Begin DATA SUPPLIED

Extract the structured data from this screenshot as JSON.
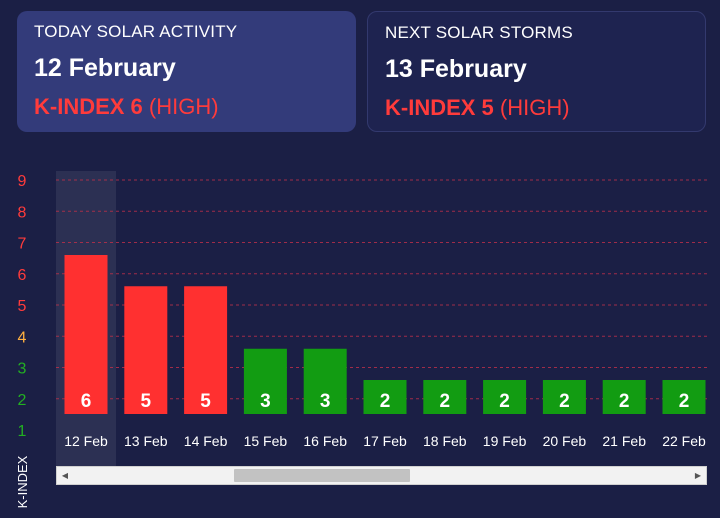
{
  "today": {
    "label": "TODAY SOLAR ACTIVITY",
    "date": "12 February",
    "kindex_strong": "K-INDEX 6",
    "kindex_level": "(HIGH)"
  },
  "next": {
    "label": "NEXT SOLAR STORMS",
    "date": "13 February",
    "kindex_strong": "K-INDEX 5",
    "kindex_level": "(HIGH)"
  },
  "colors": {
    "background": "#1b1f45",
    "high": "#ff3030",
    "low": "#129c12",
    "tick_high": "#ff3b3b",
    "tick_mid": "#ffb040",
    "tick_low": "#22b022",
    "grid": "#c0304a"
  },
  "chart_data": {
    "type": "bar",
    "ylabel": "K-INDEX",
    "ylim": [
      1,
      9
    ],
    "yticks": [
      1,
      2,
      3,
      4,
      5,
      6,
      7,
      8,
      9
    ],
    "grid": true,
    "highlighted_category": "12 Feb",
    "categories": [
      "12 Feb",
      "13 Feb",
      "14 Feb",
      "15 Feb",
      "16 Feb",
      "17 Feb",
      "18 Feb",
      "19 Feb",
      "20 Feb",
      "21 Feb",
      "22 Feb"
    ],
    "values": [
      6,
      5,
      5,
      3,
      3,
      2,
      2,
      2,
      2,
      2,
      2
    ],
    "bar_tops": [
      6.6,
      5.6,
      5.6,
      3.6,
      3.6,
      2.6,
      2.6,
      2.6,
      2.6,
      2.6,
      2.6
    ]
  },
  "scrollbar": {
    "left_arrow": "◀",
    "right_arrow": "▶"
  }
}
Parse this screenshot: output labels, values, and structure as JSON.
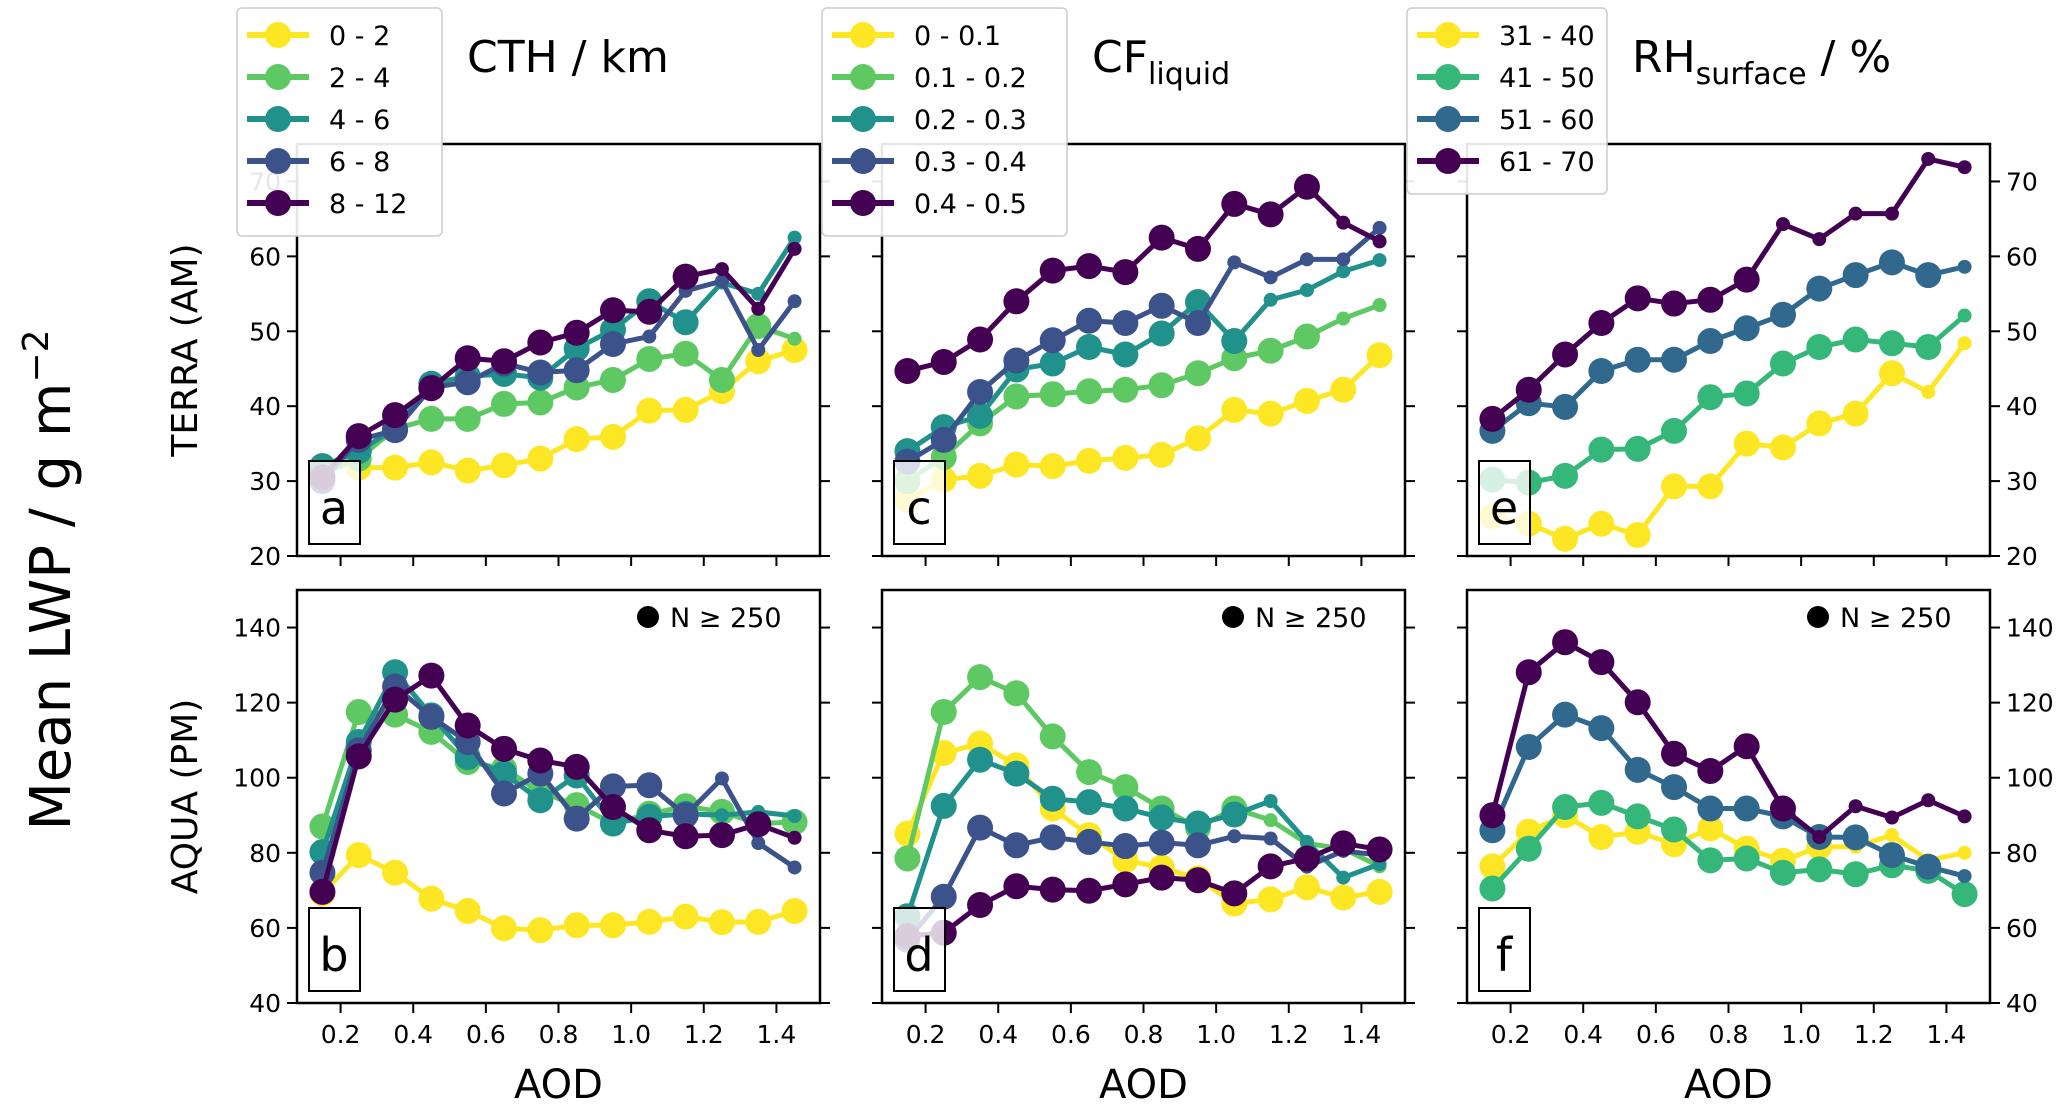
{
  "figure": {
    "ylabel": "Mean LWP / g m",
    "ylabel_sup": "−2",
    "xlabel": "AOD",
    "row_labels": [
      "TERRA (AM)",
      "AQUA (PM)"
    ],
    "marker_note": "N ≥ 250"
  },
  "chart_data": [
    {
      "type": "line",
      "panel": "a",
      "row": "TERRA (AM)",
      "column_title": "CTH / km",
      "column_title_sub": "",
      "xlabel": "",
      "ylabel": "TERRA (AM)",
      "xlim": [
        0.08,
        1.52
      ],
      "ylim": [
        20,
        75
      ],
      "yticks": [
        20,
        30,
        40,
        50,
        60,
        70
      ],
      "xticks": [
        0.2,
        0.4,
        0.6,
        0.8,
        1.0,
        1.2,
        1.4
      ],
      "xtick_labels_shown": false,
      "y_axis_side": "left",
      "legend": "top-left (above)",
      "x": [
        0.15,
        0.25,
        0.35,
        0.45,
        0.55,
        0.65,
        0.75,
        0.85,
        0.95,
        1.05,
        1.15,
        1.25,
        1.35,
        1.45
      ],
      "series": [
        {
          "name": "0 - 2",
          "color": "#fde725",
          "n_large": 14,
          "values": [
            32,
            31.8,
            31.8,
            32.5,
            31.4,
            32.1,
            33,
            35.6,
            35.9,
            39.4,
            39.5,
            42,
            46,
            47.5
          ]
        },
        {
          "name": "2 - 4",
          "color": "#5ec962",
          "n_large": 13,
          "values": [
            31,
            33,
            37,
            38.3,
            38.3,
            40.3,
            40.5,
            42.5,
            43.5,
            46.3,
            47,
            43.5,
            50.7,
            49
          ]
        },
        {
          "name": "4 - 6",
          "color": "#21918c",
          "n_large": 11,
          "values": [
            32,
            34,
            37,
            43,
            44,
            44.3,
            43.8,
            47.7,
            50.2,
            54,
            51.2,
            56.5,
            55,
            62.5
          ]
        },
        {
          "name": "6 - 8",
          "color": "#3b528b",
          "n_large": 9,
          "values": [
            30,
            35.5,
            36.8,
            42.5,
            43.2,
            45.7,
            44.5,
            44.8,
            48.3,
            49.3,
            55.4,
            56.7,
            47.5,
            54
          ]
        },
        {
          "name": "8 - 12",
          "color": "#440154",
          "n_large": 11,
          "values": [
            30.5,
            36,
            38.8,
            42.4,
            46.4,
            46,
            48.5,
            49.8,
            52.8,
            52.6,
            57.3,
            58.3,
            53,
            61
          ]
        }
      ]
    },
    {
      "type": "line",
      "panel": "c",
      "row": "TERRA (AM)",
      "column_title": "CF",
      "column_title_sub": "liquid",
      "xlabel": "",
      "ylabel": "",
      "xlim": [
        0.08,
        1.52
      ],
      "ylim": [
        20,
        75
      ],
      "yticks": [
        20,
        30,
        40,
        50,
        60,
        70
      ],
      "xticks": [
        0.2,
        0.4,
        0.6,
        0.8,
        1.0,
        1.2,
        1.4
      ],
      "xtick_labels_shown": false,
      "y_axis_side": "none",
      "legend": "top-left (above)",
      "x": [
        0.15,
        0.25,
        0.35,
        0.45,
        0.55,
        0.65,
        0.75,
        0.85,
        0.95,
        1.05,
        1.15,
        1.25,
        1.35,
        1.45
      ],
      "series": [
        {
          "name": "0 - 0.1",
          "color": "#fde725",
          "n_large": 14,
          "values": [
            27.5,
            30.2,
            30.7,
            32.2,
            32,
            32.7,
            33.1,
            33.5,
            35.7,
            39.5,
            39,
            40.7,
            42.2,
            46.8
          ]
        },
        {
          "name": "0.1 - 0.2",
          "color": "#5ec962",
          "n_large": 12,
          "values": [
            30,
            33.2,
            37.7,
            41.3,
            41.6,
            42,
            42.2,
            42.8,
            44.4,
            46.4,
            47.4,
            49.3,
            51.7,
            53.5
          ]
        },
        {
          "name": "0.2 - 0.3",
          "color": "#21918c",
          "n_large": 10,
          "values": [
            34,
            37.2,
            38.7,
            44.9,
            45.7,
            47.9,
            46.9,
            49.7,
            53.9,
            48.7,
            54.2,
            55.5,
            58,
            59.5
          ]
        },
        {
          "name": "0.3 - 0.4",
          "color": "#3b528b",
          "n_large": 9,
          "values": [
            32.6,
            35.5,
            41.9,
            46.1,
            48.8,
            51.4,
            51.1,
            53.4,
            51.1,
            59.2,
            57.2,
            59.6,
            59.6,
            63.8
          ]
        },
        {
          "name": "0.4 - 0.5",
          "color": "#440154",
          "n_large": 12,
          "values": [
            44.7,
            45.9,
            48.9,
            54,
            58.1,
            58.7,
            57.9,
            62.5,
            61,
            67,
            65.6,
            69.3,
            64.5,
            62
          ]
        }
      ]
    },
    {
      "type": "line",
      "panel": "e",
      "row": "TERRA (AM)",
      "column_title": "RH",
      "column_title_sub": "surface",
      "column_title_suffix": " / %",
      "xlabel": "",
      "ylabel": "",
      "xlim": [
        0.08,
        1.52
      ],
      "ylim": [
        20,
        75
      ],
      "yticks": [
        20,
        30,
        40,
        50,
        60,
        70
      ],
      "xticks": [
        0.2,
        0.4,
        0.6,
        0.8,
        1.0,
        1.2,
        1.4
      ],
      "xtick_labels_shown": false,
      "y_axis_side": "right",
      "legend": "top-left (above)",
      "x": [
        0.15,
        0.25,
        0.35,
        0.45,
        0.55,
        0.65,
        0.75,
        0.85,
        0.95,
        1.05,
        1.15,
        1.25,
        1.35,
        1.45
      ],
      "series": [
        {
          "name": "31 - 40",
          "color": "#fde725",
          "n_large": 12,
          "values": [
            25.3,
            24.3,
            22.3,
            24.3,
            22.8,
            29.3,
            29.3,
            35,
            34.5,
            37.7,
            39,
            44.4,
            41.9,
            48.4
          ]
        },
        {
          "name": "41 - 50",
          "color": "#35b779",
          "n_large": 13,
          "values": [
            30.2,
            29.8,
            30.7,
            34.2,
            34.3,
            36.7,
            41.2,
            41.7,
            45.7,
            47.9,
            48.9,
            48.4,
            47.9,
            52.1
          ]
        },
        {
          "name": "51 - 60",
          "color": "#31688e",
          "n_large": 13,
          "values": [
            36.7,
            40.4,
            39.9,
            44.7,
            46.2,
            46.2,
            48.7,
            50.4,
            52.2,
            55.7,
            57.5,
            59.2,
            57.5,
            58.6
          ]
        },
        {
          "name": "61 - 70",
          "color": "#440154",
          "n_large": 8,
          "values": [
            38.3,
            42.2,
            46.9,
            51.1,
            54.4,
            53.7,
            54.2,
            56.9,
            64.3,
            62.3,
            65.7,
            65.7,
            73,
            71.9
          ]
        }
      ]
    },
    {
      "type": "line",
      "panel": "b",
      "row": "AQUA (PM)",
      "xlabel": "AOD",
      "ylabel": "AQUA (PM)",
      "xlim": [
        0.08,
        1.52
      ],
      "ylim": [
        40,
        150
      ],
      "yticks": [
        40,
        60,
        80,
        100,
        120,
        140
      ],
      "xticks": [
        0.2,
        0.4,
        0.6,
        0.8,
        1.0,
        1.2,
        1.4
      ],
      "xtick_labels_shown": true,
      "y_axis_side": "left",
      "legend": "top-right marker note",
      "x": [
        0.15,
        0.25,
        0.35,
        0.45,
        0.55,
        0.65,
        0.75,
        0.85,
        0.95,
        1.05,
        1.15,
        1.25,
        1.35,
        1.45
      ],
      "series": [
        {
          "name": "0 - 2",
          "color": "#fde725",
          "n_large": 14,
          "values": [
            69.2,
            79.4,
            74.7,
            67.8,
            64.5,
            59.9,
            59.4,
            60.7,
            60.7,
            61.6,
            63,
            61.5,
            61.6,
            64.5
          ]
        },
        {
          "name": "2 - 4",
          "color": "#5ec962",
          "n_large": 14,
          "values": [
            87,
            117.5,
            116.8,
            112.2,
            104.2,
            102.4,
            96.2,
            92.7,
            87.8,
            90.4,
            92.4,
            90.9,
            87.8,
            88.2
          ]
        },
        {
          "name": "4 - 6",
          "color": "#21918c",
          "n_large": 11,
          "values": [
            80.2,
            109.5,
            128.1,
            116.6,
            105.5,
            101.1,
            94,
            100.6,
            87.8,
            89.6,
            90.4,
            90,
            90.9,
            89.8
          ]
        },
        {
          "name": "6 - 8",
          "color": "#3b528b",
          "n_large": 11,
          "values": [
            74.7,
            107.3,
            124.3,
            116.2,
            109.5,
            95.8,
            101.1,
            89.1,
            97.7,
            98,
            90,
            99.8,
            82.6,
            76.1
          ]
        },
        {
          "name": "8 - 12",
          "color": "#440154",
          "n_large": 13,
          "values": [
            69.6,
            105.7,
            120.8,
            127.2,
            113.9,
            107.7,
            104.6,
            102.9,
            92.2,
            86,
            84.4,
            84.7,
            87.6,
            84
          ]
        }
      ]
    },
    {
      "type": "line",
      "panel": "d",
      "row": "AQUA (PM)",
      "xlabel": "AOD",
      "ylabel": "",
      "xlim": [
        0.08,
        1.52
      ],
      "ylim": [
        40,
        150
      ],
      "yticks": [
        40,
        60,
        80,
        100,
        120,
        140
      ],
      "xticks": [
        0.2,
        0.4,
        0.6,
        0.8,
        1.0,
        1.2,
        1.4
      ],
      "xtick_labels_shown": true,
      "y_axis_side": "none",
      "legend": "top-right marker note",
      "x": [
        0.15,
        0.25,
        0.35,
        0.45,
        0.55,
        0.65,
        0.75,
        0.85,
        0.95,
        1.05,
        1.15,
        1.25,
        1.35,
        1.45
      ],
      "series": [
        {
          "name": "0 - 0.1",
          "color": "#fde725",
          "n_large": 14,
          "values": [
            85.1,
            106.6,
            109.1,
            103.3,
            91.8,
            84.7,
            78,
            76.1,
            73.2,
            66.5,
            67.6,
            70.8,
            68.1,
            69.6
          ]
        },
        {
          "name": "0.1 - 0.2",
          "color": "#5ec962",
          "n_large": 10,
          "values": [
            78.5,
            117.5,
            126.8,
            122.5,
            111,
            101.5,
            97.5,
            91.8,
            86.7,
            91.8,
            88.7,
            82.5,
            81.1,
            76.4
          ]
        },
        {
          "name": "0.2 - 0.3",
          "color": "#21918c",
          "n_large": 10,
          "values": [
            63.1,
            92.5,
            104.8,
            101.1,
            94.4,
            93.5,
            91.8,
            89.4,
            87.8,
            90.2,
            93.8,
            82.9,
            73.4,
            77
          ]
        },
        {
          "name": "0.3 - 0.4",
          "color": "#3b528b",
          "n_large": 9,
          "values": [
            56.8,
            68.3,
            86.7,
            82,
            84.1,
            82.9,
            81.8,
            82.7,
            82,
            84.4,
            83.8,
            76.3,
            80.5,
            79.4
          ]
        },
        {
          "name": "0.4 - 0.5",
          "color": "#440154",
          "n_large": 14,
          "values": [
            57.8,
            58.7,
            66.1,
            71.1,
            70.2,
            69.9,
            71.6,
            73.4,
            72.7,
            69.2,
            76.4,
            78.5,
            82.5,
            80.9
          ]
        }
      ]
    },
    {
      "type": "line",
      "panel": "f",
      "row": "AQUA (PM)",
      "xlabel": "AOD",
      "ylabel": "",
      "xlim": [
        0.08,
        1.52
      ],
      "ylim": [
        40,
        150
      ],
      "yticks": [
        40,
        60,
        80,
        100,
        120,
        140
      ],
      "xticks": [
        0.2,
        0.4,
        0.6,
        0.8,
        1.0,
        1.2,
        1.4
      ],
      "xtick_labels_shown": true,
      "y_axis_side": "right",
      "legend": "top-right marker note",
      "x": [
        0.15,
        0.25,
        0.35,
        0.45,
        0.55,
        0.65,
        0.75,
        0.85,
        0.95,
        1.05,
        1.15,
        1.25,
        1.35,
        1.45
      ],
      "series": [
        {
          "name": "31 - 40",
          "color": "#fde725",
          "n_large": 10,
          "values": [
            76.4,
            85.6,
            90,
            84.2,
            85.6,
            82.3,
            86.5,
            81.1,
            77.9,
            81.6,
            81.6,
            84.7,
            78,
            80
          ]
        },
        {
          "name": "41 - 50",
          "color": "#35b779",
          "n_large": 14,
          "values": [
            70.5,
            81.1,
            92.2,
            93.3,
            89.7,
            86.2,
            78,
            78.5,
            74.7,
            75.6,
            74.3,
            76.7,
            75.2,
            69
          ]
        },
        {
          "name": "51 - 60",
          "color": "#31688e",
          "n_large": 13,
          "values": [
            86,
            108.2,
            116.8,
            113.2,
            102.1,
            97.5,
            91.8,
            91.8,
            89.7,
            84.2,
            84.1,
            79.4,
            76.3,
            73.8
          ]
        },
        {
          "name": "61 - 70",
          "color": "#440154",
          "n_large": 9,
          "values": [
            90,
            128.1,
            136.1,
            130.8,
            120.1,
            106.4,
            101.8,
            108.4,
            91.8,
            84.2,
            92.4,
            89.4,
            94,
            89.7
          ]
        }
      ]
    }
  ]
}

End DATA SUPPLIED

** TASK **
Search the data above for the word "panel", then gather each line in which it appears.

** FINAL RESULT **
      "panel": "a",
      "panel": "c",
      "panel": "e",
      "panel": "b",
      "panel": "d",
      "panel": "f",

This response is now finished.